§ **Work task**: In the copy, keep every line below as it is and leave out the pictures.

§ **Dataset excerpts**:

###

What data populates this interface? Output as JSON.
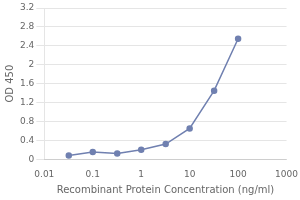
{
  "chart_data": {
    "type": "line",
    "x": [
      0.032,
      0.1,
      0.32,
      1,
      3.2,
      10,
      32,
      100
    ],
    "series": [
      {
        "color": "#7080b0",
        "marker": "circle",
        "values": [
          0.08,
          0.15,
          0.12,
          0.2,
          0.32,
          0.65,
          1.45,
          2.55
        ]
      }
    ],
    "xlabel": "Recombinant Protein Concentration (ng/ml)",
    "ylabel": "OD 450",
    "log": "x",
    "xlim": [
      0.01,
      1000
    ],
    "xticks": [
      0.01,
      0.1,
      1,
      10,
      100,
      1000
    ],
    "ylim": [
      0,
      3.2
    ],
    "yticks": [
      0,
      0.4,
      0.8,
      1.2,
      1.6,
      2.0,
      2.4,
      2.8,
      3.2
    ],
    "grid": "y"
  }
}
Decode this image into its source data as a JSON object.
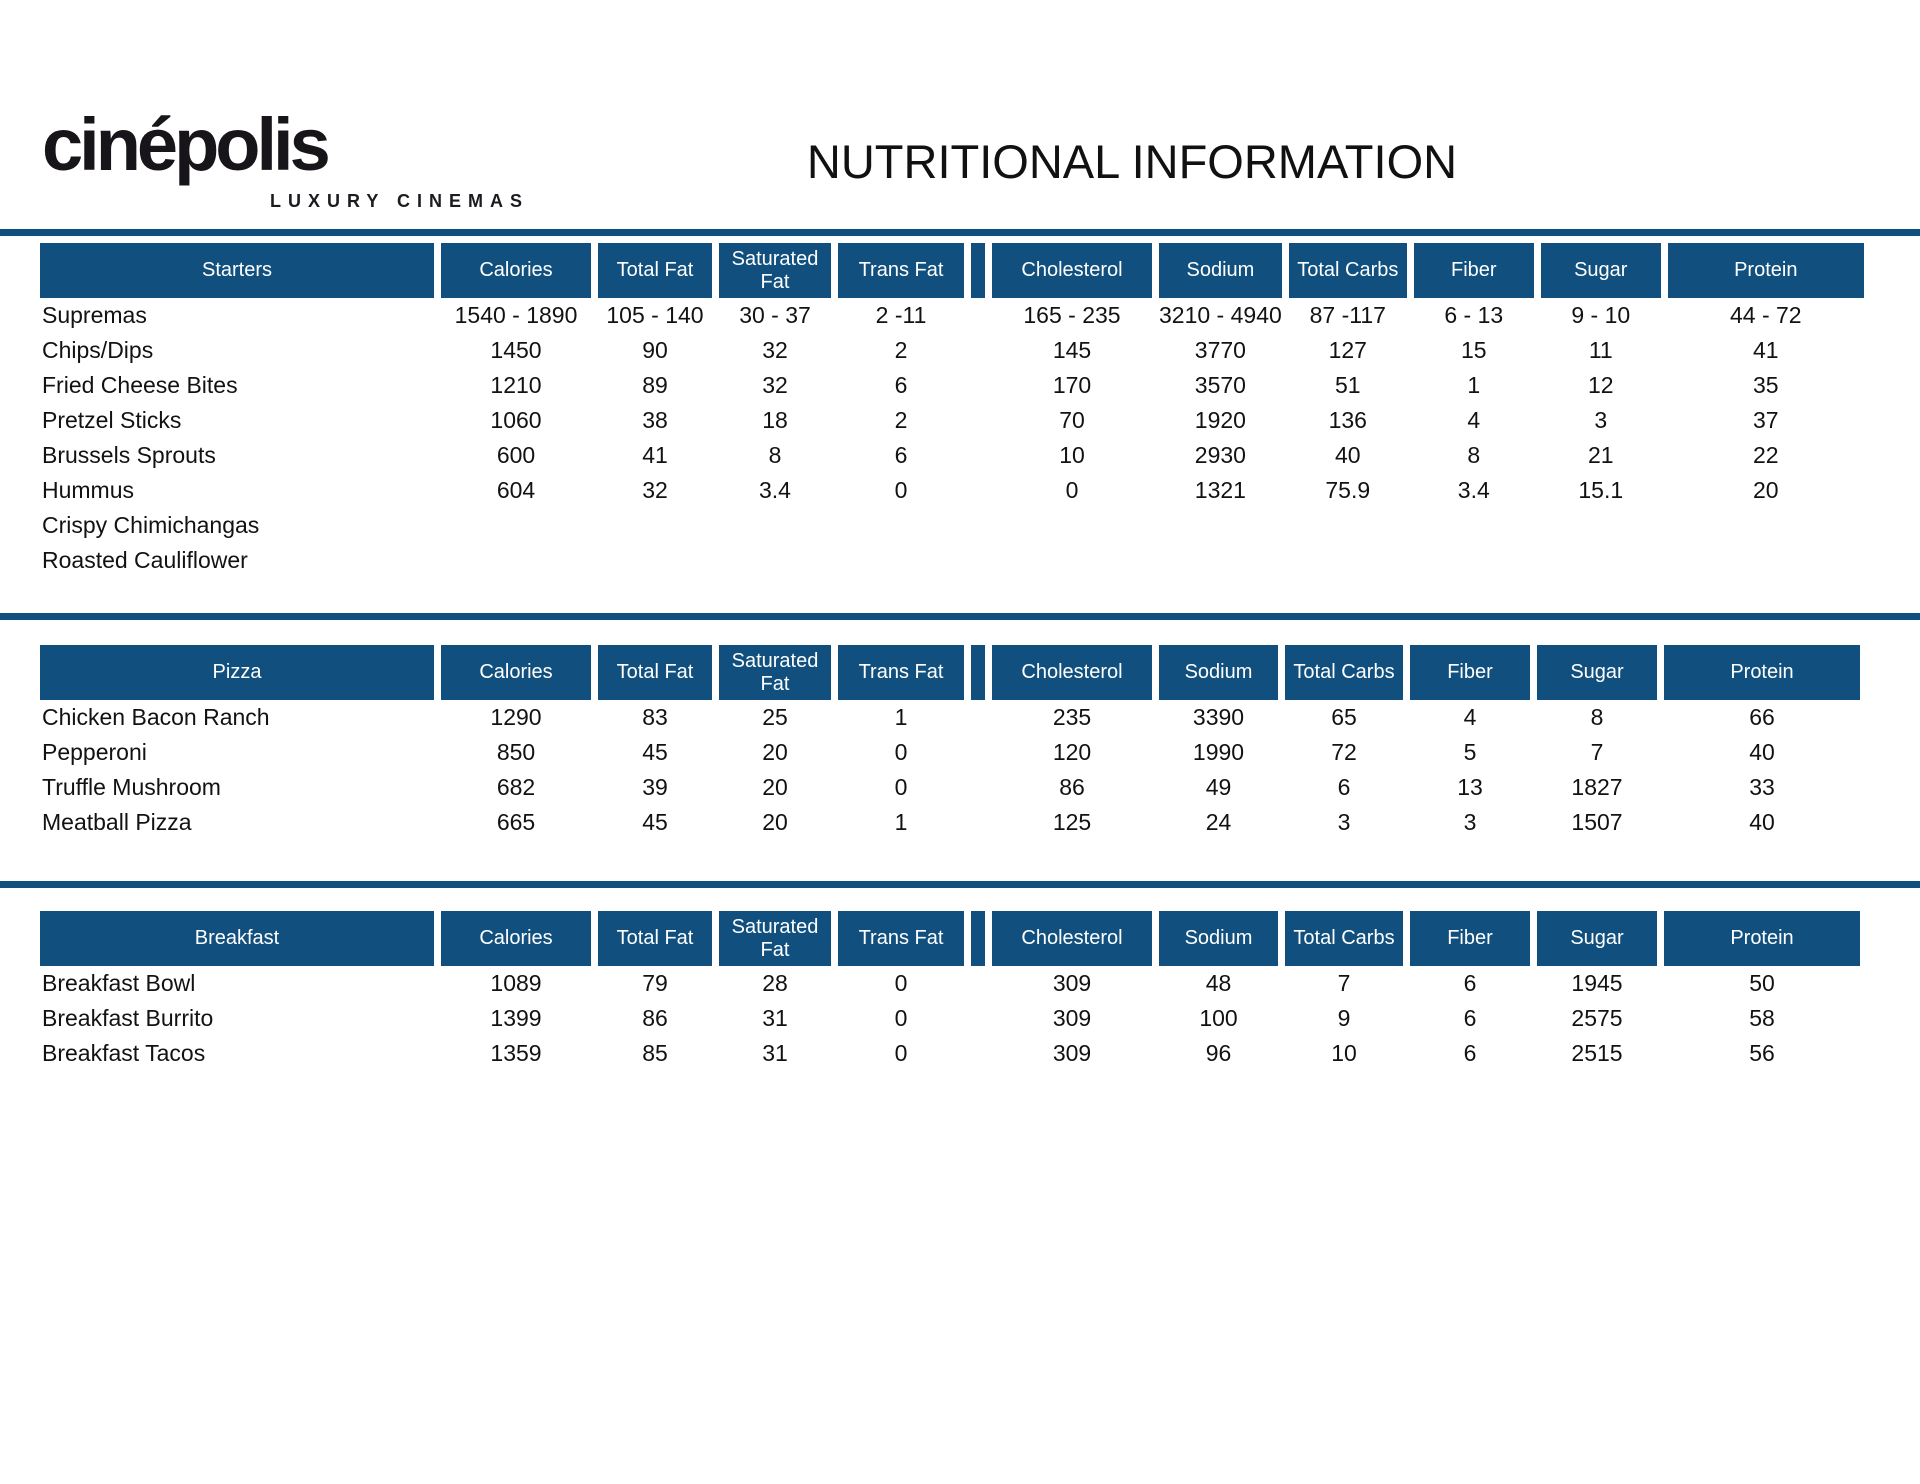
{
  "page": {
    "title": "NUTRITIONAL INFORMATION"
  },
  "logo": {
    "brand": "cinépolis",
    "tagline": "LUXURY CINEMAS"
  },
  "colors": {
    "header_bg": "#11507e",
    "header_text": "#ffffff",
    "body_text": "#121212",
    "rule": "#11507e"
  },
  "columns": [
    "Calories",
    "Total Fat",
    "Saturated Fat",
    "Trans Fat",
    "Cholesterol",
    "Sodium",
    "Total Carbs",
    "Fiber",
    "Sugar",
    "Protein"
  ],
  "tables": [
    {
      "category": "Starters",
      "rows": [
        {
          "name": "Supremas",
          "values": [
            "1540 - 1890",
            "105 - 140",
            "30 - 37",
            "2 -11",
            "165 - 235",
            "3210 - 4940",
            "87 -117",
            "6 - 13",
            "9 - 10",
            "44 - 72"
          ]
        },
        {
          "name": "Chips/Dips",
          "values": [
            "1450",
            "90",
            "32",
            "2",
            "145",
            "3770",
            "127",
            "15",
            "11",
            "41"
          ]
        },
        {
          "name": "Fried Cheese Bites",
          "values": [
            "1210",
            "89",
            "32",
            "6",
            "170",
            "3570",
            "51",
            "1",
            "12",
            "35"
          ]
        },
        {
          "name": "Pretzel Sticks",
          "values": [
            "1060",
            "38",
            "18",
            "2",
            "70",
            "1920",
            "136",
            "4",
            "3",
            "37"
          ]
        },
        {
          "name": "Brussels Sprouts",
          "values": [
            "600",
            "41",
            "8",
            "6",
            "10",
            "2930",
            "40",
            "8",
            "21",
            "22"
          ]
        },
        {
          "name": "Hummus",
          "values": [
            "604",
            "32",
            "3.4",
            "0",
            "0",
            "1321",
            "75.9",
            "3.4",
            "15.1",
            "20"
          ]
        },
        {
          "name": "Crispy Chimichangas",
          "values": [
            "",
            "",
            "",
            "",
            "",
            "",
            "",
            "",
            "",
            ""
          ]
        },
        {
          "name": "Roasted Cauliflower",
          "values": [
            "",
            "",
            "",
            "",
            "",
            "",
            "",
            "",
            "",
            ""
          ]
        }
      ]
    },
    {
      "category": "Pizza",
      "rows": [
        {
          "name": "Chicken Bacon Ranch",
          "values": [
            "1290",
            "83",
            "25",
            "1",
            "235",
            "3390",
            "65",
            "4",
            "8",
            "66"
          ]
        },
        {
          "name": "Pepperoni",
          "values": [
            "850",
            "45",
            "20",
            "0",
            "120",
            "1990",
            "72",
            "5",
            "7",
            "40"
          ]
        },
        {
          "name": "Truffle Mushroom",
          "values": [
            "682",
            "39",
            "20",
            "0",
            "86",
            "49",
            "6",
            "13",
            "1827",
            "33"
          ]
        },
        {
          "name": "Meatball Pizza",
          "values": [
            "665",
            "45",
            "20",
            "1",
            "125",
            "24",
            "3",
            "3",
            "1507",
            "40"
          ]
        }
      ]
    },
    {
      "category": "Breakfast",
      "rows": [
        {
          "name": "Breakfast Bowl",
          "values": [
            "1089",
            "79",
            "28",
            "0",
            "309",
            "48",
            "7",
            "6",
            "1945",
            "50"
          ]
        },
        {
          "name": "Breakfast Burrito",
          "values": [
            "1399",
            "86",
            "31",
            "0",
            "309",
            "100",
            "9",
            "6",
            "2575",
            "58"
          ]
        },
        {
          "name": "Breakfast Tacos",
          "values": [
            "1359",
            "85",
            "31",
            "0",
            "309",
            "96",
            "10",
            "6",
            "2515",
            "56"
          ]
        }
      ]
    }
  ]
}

###

§ **Your solution**:
What data populates this interface? Output as JSON.
{
  "chart_data": {
    "type": "line",
    "x": [
      0.032,
      0.1,
      0.32,
      1,
      3.2,
      10,
      32,
      100
    ],
    "series": [
      {
        "color": "#7080b0",
        "marker": "circle",
        "values": [
          0.08,
          0.15,
          0.12,
          0.2,
          0.32,
          0.65,
          1.45,
          2.55
        ]
      }
    ],
    "xlabel": "Recombinant Protein Concentration (ng/ml)",
    "ylabel": "OD 450",
    "log": "x",
    "xlim": [
      0.01,
      1000
    ],
    "xticks": [
      0.01,
      0.1,
      1,
      10,
      100,
      1000
    ],
    "ylim": [
      0,
      3.2
    ],
    "yticks": [
      0,
      0.4,
      0.8,
      1.2,
      1.6,
      2.0,
      2.4,
      2.8,
      3.2
    ],
    "grid": "y"
  }
}
Decode this image into its source data as a JSON object.
{
  "page": {
    "title": "NUTRITIONAL INFORMATION"
  },
  "logo": {
    "brand": "cinépolis",
    "tagline": "LUXURY CINEMAS"
  },
  "colors": {
    "header_bg": "#11507e",
    "header_text": "#ffffff",
    "body_text": "#121212",
    "rule": "#11507e"
  },
  "columns": [
    "Calories",
    "Total Fat",
    "Saturated Fat",
    "Trans Fat",
    "Cholesterol",
    "Sodium",
    "Total Carbs",
    "Fiber",
    "Sugar",
    "Protein"
  ],
  "tables": [
    {
      "category": "Starters",
      "rows": [
        {
          "name": "Supremas",
          "values": [
            "1540 - 1890",
            "105 - 140",
            "30 - 37",
            "2 -11",
            "165 - 235",
            "3210 - 4940",
            "87 -117",
            "6 - 13",
            "9 - 10",
            "44 - 72"
          ]
        },
        {
          "name": "Chips/Dips",
          "values": [
            "1450",
            "90",
            "32",
            "2",
            "145",
            "3770",
            "127",
            "15",
            "11",
            "41"
          ]
        },
        {
          "name": "Fried Cheese Bites",
          "values": [
            "1210",
            "89",
            "32",
            "6",
            "170",
            "3570",
            "51",
            "1",
            "12",
            "35"
          ]
        },
        {
          "name": "Pretzel Sticks",
          "values": [
            "1060",
            "38",
            "18",
            "2",
            "70",
            "1920",
            "136",
            "4",
            "3",
            "37"
          ]
        },
        {
          "name": "Brussels Sprouts",
          "values": [
            "600",
            "41",
            "8",
            "6",
            "10",
            "2930",
            "40",
            "8",
            "21",
            "22"
          ]
        },
        {
          "name": "Hummus",
          "values": [
            "604",
            "32",
            "3.4",
            "0",
            "0",
            "1321",
            "75.9",
            "3.4",
            "15.1",
            "20"
          ]
        },
        {
          "name": "Crispy Chimichangas",
          "values": [
            "",
            "",
            "",
            "",
            "",
            "",
            "",
            "",
            "",
            ""
          ]
        },
        {
          "name": "Roasted Cauliflower",
          "values": [
            "",
            "",
            "",
            "",
            "",
            "",
            "",
            "",
            "",
            ""
          ]
        }
      ]
    },
    {
      "category": "Pizza",
      "rows": [
        {
          "name": "Chicken Bacon Ranch",
          "values": [
            "1290",
            "83",
            "25",
            "1",
            "235",
            "3390",
            "65",
            "4",
            "8",
            "66"
          ]
        },
        {
          "name": "Pepperoni",
          "values": [
            "850",
            "45",
            "20",
            "0",
            "120",
            "1990",
            "72",
            "5",
            "7",
            "40"
          ]
        },
        {
          "name": "Truffle Mushroom",
          "values": [
            "682",
            "39",
            "20",
            "0",
            "86",
            "49",
            "6",
            "13",
            "1827",
            "33"
          ]
        },
        {
          "name": "Meatball Pizza",
          "values": [
            "665",
            "45",
            "20",
            "1",
            "125",
            "24",
            "3",
            "3",
            "1507",
            "40"
          ]
        }
      ]
    },
    {
      "category": "Breakfast",
      "rows": [
        {
          "name": "Breakfast Bowl",
          "values": [
            "1089",
            "79",
            "28",
            "0",
            "309",
            "48",
            "7",
            "6",
            "1945",
            "50"
          ]
        },
        {
          "name": "Breakfast Burrito",
          "values": [
            "1399",
            "86",
            "31",
            "0",
            "309",
            "100",
            "9",
            "6",
            "2575",
            "58"
          ]
        },
        {
          "name": "Breakfast Tacos",
          "values": [
            "1359",
            "85",
            "31",
            "0",
            "309",
            "96",
            "10",
            "6",
            "2515",
            "56"
          ]
        }
      ]
    }
  ]
}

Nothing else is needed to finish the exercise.